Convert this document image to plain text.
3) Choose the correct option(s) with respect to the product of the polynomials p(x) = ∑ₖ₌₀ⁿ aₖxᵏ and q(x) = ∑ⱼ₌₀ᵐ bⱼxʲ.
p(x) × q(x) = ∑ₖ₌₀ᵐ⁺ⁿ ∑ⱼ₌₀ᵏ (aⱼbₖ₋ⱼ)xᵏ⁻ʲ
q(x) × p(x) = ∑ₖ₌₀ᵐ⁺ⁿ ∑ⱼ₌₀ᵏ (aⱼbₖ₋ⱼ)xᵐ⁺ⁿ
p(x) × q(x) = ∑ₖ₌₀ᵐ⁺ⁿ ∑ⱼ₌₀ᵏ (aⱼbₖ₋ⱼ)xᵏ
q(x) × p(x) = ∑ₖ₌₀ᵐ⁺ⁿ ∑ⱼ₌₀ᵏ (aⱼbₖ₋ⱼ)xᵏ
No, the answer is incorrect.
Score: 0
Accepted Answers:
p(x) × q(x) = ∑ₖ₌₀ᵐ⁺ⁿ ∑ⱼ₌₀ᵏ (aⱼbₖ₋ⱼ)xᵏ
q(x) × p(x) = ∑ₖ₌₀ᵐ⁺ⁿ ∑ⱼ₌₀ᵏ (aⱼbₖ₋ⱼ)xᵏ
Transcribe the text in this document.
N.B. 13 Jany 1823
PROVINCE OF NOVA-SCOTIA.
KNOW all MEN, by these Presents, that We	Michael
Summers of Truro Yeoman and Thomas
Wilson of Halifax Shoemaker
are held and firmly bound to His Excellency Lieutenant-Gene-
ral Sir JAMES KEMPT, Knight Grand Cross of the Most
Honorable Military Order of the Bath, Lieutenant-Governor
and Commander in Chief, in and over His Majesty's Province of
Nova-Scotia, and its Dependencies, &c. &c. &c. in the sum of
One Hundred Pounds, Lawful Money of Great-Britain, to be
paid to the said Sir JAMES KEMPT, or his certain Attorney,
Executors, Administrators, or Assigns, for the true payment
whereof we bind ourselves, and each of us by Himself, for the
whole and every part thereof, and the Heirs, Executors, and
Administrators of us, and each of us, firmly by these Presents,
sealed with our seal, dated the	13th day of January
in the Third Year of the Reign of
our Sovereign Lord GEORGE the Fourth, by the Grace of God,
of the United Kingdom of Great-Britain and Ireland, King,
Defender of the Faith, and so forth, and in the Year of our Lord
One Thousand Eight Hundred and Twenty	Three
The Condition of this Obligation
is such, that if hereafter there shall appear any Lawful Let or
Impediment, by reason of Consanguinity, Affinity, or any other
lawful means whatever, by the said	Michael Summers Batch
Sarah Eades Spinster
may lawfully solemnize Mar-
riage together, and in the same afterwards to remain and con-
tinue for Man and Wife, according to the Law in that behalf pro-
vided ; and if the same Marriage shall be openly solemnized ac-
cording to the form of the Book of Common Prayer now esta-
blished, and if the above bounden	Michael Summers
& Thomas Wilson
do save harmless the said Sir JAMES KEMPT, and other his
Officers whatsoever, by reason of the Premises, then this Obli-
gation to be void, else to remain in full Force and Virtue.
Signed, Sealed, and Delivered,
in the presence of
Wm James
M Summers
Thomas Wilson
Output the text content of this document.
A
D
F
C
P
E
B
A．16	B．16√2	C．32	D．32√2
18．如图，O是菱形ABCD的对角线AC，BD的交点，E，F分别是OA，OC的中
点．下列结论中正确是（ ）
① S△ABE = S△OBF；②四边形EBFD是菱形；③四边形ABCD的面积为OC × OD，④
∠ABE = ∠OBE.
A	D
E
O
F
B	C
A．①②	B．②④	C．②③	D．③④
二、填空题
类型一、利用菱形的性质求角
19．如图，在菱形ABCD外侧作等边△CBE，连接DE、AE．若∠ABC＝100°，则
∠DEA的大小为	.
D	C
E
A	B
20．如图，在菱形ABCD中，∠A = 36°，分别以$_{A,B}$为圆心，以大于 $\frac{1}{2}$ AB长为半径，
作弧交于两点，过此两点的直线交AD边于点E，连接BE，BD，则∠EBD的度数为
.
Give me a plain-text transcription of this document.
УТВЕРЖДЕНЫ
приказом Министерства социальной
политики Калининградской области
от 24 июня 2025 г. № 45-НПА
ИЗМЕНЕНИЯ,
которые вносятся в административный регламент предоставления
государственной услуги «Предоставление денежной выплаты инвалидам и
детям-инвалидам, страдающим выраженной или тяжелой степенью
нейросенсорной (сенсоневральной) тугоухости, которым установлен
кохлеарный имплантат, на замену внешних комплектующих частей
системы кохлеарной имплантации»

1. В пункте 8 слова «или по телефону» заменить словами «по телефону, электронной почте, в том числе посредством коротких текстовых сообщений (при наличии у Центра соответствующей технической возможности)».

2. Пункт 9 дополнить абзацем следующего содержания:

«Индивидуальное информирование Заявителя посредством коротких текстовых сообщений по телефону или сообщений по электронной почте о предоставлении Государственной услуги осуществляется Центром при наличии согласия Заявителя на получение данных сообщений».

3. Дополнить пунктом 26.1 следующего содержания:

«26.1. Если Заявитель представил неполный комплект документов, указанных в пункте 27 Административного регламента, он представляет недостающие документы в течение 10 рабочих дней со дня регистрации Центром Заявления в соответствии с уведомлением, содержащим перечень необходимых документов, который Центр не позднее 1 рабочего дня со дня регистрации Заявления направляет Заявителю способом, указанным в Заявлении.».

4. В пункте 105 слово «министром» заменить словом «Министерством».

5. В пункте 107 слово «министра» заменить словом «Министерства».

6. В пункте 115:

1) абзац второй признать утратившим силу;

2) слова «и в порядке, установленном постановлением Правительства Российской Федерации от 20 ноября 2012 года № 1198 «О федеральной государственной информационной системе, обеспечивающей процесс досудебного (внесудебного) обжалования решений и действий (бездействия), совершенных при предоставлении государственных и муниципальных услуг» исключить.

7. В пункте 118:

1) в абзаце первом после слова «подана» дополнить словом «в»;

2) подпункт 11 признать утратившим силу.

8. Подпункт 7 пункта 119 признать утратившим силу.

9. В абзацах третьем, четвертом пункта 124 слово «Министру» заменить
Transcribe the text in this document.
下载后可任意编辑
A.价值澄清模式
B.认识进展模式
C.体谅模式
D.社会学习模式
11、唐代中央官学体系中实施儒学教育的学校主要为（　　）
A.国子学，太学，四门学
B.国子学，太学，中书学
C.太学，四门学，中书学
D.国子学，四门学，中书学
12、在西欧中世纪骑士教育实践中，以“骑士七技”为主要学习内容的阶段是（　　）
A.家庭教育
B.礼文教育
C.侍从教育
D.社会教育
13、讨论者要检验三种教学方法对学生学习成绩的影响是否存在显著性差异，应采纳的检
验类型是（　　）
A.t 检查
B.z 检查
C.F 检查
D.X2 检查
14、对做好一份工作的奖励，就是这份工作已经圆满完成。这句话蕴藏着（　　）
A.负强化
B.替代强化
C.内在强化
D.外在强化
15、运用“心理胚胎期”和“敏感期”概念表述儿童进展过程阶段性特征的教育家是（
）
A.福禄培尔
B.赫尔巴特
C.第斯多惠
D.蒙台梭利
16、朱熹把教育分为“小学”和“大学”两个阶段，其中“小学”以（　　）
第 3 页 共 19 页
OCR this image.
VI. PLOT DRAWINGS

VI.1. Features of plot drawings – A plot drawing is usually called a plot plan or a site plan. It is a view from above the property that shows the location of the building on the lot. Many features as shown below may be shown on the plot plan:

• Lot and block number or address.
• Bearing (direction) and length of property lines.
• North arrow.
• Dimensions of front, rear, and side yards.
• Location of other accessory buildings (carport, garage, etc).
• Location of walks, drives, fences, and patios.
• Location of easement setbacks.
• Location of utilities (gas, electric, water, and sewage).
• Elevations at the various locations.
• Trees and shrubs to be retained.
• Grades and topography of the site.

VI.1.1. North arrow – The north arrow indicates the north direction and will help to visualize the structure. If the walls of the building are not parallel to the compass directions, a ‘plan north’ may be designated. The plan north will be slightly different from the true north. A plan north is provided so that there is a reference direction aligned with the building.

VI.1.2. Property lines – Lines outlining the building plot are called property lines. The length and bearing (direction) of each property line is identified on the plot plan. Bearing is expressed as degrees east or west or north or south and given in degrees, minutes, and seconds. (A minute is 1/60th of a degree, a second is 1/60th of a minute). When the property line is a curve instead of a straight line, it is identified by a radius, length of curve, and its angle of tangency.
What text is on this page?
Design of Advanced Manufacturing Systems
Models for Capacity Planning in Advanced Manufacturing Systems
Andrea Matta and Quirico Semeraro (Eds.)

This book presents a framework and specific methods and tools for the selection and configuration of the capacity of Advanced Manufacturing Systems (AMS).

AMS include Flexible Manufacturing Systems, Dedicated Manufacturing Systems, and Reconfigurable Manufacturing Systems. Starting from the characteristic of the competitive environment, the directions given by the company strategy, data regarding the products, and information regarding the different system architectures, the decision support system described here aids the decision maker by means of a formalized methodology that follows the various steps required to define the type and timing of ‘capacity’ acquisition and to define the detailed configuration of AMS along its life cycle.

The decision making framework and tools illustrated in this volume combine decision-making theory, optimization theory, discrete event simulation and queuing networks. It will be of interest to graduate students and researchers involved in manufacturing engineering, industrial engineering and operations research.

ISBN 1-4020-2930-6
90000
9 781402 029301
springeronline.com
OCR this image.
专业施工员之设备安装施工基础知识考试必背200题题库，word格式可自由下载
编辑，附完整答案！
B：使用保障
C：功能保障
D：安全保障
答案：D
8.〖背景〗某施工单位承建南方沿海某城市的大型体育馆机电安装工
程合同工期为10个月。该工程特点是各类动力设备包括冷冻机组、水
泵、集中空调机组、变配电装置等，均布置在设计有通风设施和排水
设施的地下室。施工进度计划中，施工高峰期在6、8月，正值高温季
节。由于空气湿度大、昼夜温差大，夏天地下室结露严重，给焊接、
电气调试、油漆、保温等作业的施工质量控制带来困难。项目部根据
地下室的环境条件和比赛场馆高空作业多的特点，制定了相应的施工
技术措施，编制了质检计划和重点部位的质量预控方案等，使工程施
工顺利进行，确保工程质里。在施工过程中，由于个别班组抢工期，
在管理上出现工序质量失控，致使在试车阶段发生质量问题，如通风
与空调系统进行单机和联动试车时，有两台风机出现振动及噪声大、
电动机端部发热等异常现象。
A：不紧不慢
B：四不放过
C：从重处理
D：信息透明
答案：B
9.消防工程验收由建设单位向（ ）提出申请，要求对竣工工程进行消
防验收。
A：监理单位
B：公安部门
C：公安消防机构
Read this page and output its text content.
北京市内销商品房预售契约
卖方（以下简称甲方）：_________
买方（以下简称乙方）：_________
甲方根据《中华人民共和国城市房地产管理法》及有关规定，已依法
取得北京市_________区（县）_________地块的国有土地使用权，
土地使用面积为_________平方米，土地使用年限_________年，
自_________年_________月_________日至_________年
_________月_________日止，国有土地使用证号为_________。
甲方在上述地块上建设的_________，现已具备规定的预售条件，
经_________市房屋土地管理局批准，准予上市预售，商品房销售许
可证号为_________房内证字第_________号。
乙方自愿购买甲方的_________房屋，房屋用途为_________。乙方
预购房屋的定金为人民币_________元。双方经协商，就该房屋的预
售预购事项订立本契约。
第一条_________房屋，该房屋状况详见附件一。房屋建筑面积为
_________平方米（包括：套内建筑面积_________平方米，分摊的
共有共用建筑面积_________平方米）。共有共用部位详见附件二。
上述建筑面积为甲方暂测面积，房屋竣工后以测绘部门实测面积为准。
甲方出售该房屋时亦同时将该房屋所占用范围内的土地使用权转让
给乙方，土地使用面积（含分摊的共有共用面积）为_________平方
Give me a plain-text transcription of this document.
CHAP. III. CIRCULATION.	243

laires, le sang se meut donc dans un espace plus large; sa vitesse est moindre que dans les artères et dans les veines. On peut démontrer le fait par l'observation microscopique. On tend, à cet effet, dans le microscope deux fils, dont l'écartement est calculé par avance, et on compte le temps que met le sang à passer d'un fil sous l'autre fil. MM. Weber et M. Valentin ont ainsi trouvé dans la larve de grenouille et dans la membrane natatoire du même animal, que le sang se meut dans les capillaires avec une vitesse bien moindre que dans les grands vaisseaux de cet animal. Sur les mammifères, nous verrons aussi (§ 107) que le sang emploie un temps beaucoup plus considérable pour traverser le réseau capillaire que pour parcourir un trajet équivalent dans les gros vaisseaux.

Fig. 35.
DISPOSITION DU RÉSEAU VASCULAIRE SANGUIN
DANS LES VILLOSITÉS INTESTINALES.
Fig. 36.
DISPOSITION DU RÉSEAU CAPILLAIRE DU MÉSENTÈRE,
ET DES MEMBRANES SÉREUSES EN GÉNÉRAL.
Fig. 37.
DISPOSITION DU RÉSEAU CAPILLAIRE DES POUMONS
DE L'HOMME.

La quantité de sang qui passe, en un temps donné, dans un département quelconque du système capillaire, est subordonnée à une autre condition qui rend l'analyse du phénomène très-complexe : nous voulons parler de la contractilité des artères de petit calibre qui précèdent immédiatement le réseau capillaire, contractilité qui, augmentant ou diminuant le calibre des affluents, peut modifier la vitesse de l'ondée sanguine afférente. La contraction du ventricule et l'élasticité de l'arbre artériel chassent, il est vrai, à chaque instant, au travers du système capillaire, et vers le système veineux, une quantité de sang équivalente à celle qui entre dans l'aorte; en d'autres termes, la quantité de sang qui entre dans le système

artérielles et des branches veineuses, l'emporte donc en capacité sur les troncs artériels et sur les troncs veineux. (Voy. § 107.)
----------------------------------------
Collect every line above that contains the word "page".

What text is on this page?
Read this page and output its text content.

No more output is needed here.